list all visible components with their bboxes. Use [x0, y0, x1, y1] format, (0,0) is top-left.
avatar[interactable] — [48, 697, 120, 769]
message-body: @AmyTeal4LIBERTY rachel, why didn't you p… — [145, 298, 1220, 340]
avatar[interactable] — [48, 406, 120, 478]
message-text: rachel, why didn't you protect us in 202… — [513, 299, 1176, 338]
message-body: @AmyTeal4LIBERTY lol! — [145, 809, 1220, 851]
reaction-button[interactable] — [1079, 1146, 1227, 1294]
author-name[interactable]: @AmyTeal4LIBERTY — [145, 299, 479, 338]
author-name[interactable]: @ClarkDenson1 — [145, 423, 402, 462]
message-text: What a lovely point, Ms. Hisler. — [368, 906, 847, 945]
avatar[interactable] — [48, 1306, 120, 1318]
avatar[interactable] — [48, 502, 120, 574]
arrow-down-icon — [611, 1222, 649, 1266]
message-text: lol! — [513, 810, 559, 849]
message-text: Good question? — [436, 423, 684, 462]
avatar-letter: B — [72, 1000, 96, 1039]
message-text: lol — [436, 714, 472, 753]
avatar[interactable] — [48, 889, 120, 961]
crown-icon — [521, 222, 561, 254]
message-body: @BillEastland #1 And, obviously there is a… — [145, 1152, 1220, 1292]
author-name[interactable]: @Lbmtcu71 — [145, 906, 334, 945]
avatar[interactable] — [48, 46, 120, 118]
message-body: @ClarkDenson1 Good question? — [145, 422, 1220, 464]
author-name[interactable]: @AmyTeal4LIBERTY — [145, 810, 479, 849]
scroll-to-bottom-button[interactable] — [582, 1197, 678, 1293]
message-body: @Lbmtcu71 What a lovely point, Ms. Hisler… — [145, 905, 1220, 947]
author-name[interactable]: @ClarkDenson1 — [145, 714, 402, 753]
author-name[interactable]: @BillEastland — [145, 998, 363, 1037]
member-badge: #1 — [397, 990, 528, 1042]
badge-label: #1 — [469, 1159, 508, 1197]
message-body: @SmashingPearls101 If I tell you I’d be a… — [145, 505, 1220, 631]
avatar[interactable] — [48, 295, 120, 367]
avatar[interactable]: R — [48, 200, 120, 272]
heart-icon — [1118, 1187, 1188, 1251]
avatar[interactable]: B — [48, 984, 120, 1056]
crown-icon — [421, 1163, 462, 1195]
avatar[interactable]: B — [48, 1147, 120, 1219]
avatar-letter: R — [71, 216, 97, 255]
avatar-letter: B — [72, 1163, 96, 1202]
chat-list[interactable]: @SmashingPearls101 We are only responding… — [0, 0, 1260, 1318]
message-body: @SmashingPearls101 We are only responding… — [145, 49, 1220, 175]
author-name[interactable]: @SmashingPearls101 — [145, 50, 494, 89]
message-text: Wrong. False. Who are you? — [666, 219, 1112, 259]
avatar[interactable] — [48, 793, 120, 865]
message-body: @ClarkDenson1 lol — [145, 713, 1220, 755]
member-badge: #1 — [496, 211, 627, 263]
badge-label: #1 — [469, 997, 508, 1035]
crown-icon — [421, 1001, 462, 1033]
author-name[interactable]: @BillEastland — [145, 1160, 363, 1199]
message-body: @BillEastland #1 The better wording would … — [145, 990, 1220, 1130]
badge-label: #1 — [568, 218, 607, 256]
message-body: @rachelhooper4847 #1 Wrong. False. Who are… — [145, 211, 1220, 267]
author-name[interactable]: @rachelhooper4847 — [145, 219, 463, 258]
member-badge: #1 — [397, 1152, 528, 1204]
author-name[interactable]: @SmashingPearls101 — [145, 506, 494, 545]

════════

Task details:
Reproduce every line of the records above word for word, keeping the original order, spelling, and punctuation.

Task output:
list all visible components with their bboxes. Use [x0, y0, x1, y1] format, (0,0) is top-left.
avatar[interactable] — [48, 697, 120, 769]
message-body: @AmyTeal4LIBERTY rachel, why didn't you p… — [145, 298, 1220, 340]
avatar[interactable] — [48, 406, 120, 478]
message-text: rachel, why didn't you protect us in 202… — [513, 299, 1176, 338]
message-body: @AmyTeal4LIBERTY lol! — [145, 809, 1220, 851]
reaction-button[interactable] — [1079, 1146, 1227, 1294]
author-name[interactable]: @AmyTeal4LIBERTY — [145, 299, 479, 338]
author-name[interactable]: @ClarkDenson1 — [145, 423, 402, 462]
message-text: What a lovely point, Ms. Hisler. — [368, 906, 847, 945]
avatar[interactable] — [48, 1306, 120, 1318]
avatar[interactable] — [48, 502, 120, 574]
arrow-down-icon — [611, 1222, 649, 1266]
message-text: lol! — [513, 810, 559, 849]
message-text: Good question? — [436, 423, 684, 462]
avatar-letter: B — [72, 1000, 96, 1039]
message-text: lol — [436, 714, 472, 753]
avatar[interactable] — [48, 889, 120, 961]
crown-icon — [521, 222, 561, 254]
message-body: @BillEastland #1 And, obviously there is a… — [145, 1152, 1220, 1292]
author-name[interactable]: @Lbmtcu71 — [145, 906, 334, 945]
avatar[interactable] — [48, 46, 120, 118]
message-body: @ClarkDenson1 Good question? — [145, 422, 1220, 464]
author-name[interactable]: @AmyTeal4LIBERTY — [145, 810, 479, 849]
scroll-to-bottom-button[interactable] — [582, 1197, 678, 1293]
message-body: @Lbmtcu71 What a lovely point, Ms. Hisler… — [145, 905, 1220, 947]
author-name[interactable]: @ClarkDenson1 — [145, 714, 402, 753]
author-name[interactable]: @BillEastland — [145, 998, 363, 1037]
member-badge: #1 — [397, 990, 528, 1042]
badge-label: #1 — [469, 1159, 508, 1197]
message-body: @SmashingPearls101 If I tell you I’d be a… — [145, 505, 1220, 631]
avatar[interactable] — [48, 295, 120, 367]
avatar[interactable]: R — [48, 200, 120, 272]
heart-icon — [1118, 1187, 1188, 1251]
avatar[interactable]: B — [48, 984, 120, 1056]
crown-icon — [421, 1163, 462, 1195]
avatar[interactable]: B — [48, 1147, 120, 1219]
avatar-letter: R — [71, 216, 97, 255]
avatar-letter: B — [72, 1163, 96, 1202]
chat-list[interactable]: @SmashingPearls101 We are only responding… — [0, 0, 1260, 1318]
message-body: @SmashingPearls101 We are only responding… — [145, 49, 1220, 175]
author-name[interactable]: @SmashingPearls101 — [145, 50, 494, 89]
message-text: Wrong. False. Who are you? — [666, 219, 1112, 259]
avatar[interactable] — [48, 793, 120, 865]
message-body: @ClarkDenson1 lol — [145, 713, 1220, 755]
member-badge: #1 — [496, 211, 627, 263]
badge-label: #1 — [469, 997, 508, 1035]
crown-icon — [421, 1001, 462, 1033]
author-name[interactable]: @BillEastland — [145, 1160, 363, 1199]
message-body: @BillEastland #1 The better wording would … — [145, 990, 1220, 1130]
badge-label: #1 — [568, 218, 607, 256]
message-body: @rachelhooper4847 #1 Wrong. False. Who are… — [145, 211, 1220, 267]
author-name[interactable]: @rachelhooper4847 — [145, 219, 463, 258]
member-badge: #1 — [397, 1152, 528, 1204]
author-name[interactable]: @SmashingPearls101 — [145, 506, 494, 545]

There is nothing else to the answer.